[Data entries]

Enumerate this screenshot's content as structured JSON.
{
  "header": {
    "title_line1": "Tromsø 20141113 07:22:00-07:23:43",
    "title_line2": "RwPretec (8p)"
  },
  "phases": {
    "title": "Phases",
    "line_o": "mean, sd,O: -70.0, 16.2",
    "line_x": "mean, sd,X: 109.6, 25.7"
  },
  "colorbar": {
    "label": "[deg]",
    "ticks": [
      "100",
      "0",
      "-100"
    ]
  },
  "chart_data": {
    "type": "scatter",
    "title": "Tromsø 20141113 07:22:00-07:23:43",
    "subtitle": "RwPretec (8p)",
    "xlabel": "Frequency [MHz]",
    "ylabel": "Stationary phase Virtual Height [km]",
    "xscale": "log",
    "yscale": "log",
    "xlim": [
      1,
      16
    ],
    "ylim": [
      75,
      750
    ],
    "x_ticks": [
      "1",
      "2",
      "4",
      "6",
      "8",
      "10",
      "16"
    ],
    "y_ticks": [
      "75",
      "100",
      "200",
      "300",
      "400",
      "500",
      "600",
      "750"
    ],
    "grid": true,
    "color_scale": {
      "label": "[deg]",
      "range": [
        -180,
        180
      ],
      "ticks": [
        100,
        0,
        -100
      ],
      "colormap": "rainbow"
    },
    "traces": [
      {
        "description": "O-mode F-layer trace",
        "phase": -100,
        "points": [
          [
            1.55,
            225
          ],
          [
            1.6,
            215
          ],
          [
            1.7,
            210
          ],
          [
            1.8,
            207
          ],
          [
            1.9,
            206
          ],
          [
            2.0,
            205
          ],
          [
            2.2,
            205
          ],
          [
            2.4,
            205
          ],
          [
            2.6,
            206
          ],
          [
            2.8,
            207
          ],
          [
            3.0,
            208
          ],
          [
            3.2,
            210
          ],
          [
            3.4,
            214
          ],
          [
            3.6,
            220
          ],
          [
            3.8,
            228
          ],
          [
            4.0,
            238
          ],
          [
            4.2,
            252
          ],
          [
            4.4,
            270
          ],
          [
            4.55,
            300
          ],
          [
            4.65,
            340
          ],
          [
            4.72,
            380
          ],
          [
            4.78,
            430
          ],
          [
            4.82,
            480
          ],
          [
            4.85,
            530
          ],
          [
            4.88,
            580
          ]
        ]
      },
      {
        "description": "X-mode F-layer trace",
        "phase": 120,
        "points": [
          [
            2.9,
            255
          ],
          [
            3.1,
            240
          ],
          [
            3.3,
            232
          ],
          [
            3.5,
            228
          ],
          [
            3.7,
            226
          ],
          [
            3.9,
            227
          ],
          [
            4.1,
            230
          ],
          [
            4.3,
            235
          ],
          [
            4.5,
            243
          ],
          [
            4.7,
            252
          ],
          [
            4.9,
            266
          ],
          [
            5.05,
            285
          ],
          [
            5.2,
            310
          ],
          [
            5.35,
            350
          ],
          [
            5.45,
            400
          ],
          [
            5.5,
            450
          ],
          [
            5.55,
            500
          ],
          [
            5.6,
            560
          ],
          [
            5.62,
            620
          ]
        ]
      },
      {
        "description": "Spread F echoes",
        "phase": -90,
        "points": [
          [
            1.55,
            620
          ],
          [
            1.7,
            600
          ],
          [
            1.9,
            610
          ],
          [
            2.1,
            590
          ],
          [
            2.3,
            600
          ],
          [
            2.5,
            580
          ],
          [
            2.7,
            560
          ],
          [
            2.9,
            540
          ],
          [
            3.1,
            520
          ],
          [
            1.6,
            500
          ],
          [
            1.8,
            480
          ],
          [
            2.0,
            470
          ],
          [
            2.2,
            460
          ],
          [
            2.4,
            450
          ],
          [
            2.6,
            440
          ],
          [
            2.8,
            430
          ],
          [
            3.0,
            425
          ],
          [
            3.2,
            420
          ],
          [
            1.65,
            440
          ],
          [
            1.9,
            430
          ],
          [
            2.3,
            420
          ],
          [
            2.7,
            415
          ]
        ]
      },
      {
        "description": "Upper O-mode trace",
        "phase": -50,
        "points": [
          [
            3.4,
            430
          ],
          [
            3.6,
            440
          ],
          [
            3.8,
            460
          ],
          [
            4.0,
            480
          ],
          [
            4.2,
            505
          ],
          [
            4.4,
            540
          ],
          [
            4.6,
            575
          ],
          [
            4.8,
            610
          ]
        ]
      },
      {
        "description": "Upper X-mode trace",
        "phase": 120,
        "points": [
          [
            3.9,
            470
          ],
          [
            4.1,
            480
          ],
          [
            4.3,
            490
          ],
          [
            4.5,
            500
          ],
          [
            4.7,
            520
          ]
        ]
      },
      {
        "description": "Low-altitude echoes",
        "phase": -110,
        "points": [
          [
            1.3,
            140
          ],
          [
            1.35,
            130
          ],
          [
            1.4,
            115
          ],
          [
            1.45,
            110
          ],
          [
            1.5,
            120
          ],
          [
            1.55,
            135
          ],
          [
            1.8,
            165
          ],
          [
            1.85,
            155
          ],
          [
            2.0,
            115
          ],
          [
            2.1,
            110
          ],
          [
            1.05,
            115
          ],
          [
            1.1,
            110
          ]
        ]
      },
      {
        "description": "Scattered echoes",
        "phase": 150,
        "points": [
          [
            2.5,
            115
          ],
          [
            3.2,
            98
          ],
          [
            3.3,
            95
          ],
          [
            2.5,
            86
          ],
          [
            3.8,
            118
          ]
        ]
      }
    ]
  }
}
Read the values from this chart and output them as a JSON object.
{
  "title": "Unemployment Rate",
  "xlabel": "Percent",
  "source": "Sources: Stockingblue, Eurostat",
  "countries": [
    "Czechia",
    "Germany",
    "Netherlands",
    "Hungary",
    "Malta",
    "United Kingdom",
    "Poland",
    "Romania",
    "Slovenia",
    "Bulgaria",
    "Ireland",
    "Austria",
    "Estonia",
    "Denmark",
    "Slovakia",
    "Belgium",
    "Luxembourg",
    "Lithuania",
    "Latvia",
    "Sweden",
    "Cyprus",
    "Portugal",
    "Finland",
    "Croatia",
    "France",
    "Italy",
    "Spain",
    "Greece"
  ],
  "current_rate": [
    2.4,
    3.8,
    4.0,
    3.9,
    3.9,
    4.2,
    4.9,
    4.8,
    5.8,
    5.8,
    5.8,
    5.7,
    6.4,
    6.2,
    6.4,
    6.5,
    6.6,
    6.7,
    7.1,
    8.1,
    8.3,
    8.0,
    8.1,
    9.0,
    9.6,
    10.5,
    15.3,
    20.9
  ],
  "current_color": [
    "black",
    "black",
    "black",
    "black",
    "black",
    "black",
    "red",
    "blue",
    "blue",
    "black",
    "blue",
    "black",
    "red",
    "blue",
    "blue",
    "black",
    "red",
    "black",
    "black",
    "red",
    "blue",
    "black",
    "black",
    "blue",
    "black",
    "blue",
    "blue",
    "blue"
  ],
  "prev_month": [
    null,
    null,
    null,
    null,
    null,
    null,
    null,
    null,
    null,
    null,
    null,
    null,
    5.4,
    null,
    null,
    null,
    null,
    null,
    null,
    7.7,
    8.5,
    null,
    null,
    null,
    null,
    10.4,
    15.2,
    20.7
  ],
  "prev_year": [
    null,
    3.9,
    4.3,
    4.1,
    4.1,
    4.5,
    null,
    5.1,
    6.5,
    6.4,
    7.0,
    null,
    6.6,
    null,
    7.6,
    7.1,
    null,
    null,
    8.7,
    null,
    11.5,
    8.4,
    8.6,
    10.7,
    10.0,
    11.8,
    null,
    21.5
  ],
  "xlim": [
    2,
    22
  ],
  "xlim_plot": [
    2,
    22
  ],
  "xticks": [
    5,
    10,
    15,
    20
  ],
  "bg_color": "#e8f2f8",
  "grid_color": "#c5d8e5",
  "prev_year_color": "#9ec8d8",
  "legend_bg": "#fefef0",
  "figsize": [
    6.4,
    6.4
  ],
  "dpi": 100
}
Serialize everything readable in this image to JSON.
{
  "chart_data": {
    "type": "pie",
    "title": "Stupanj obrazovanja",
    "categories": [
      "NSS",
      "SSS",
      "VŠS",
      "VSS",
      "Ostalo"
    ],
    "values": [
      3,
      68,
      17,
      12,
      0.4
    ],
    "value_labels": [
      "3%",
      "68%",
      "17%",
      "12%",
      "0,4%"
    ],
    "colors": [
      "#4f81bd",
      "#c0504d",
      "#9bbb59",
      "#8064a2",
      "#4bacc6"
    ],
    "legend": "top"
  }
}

[OBJECTIVE]: Where a line in the entries holds "values", copy that line.

[EXPECTED ANSWER]:
Read the values from this chart and output them as a JSON object.
    "values": [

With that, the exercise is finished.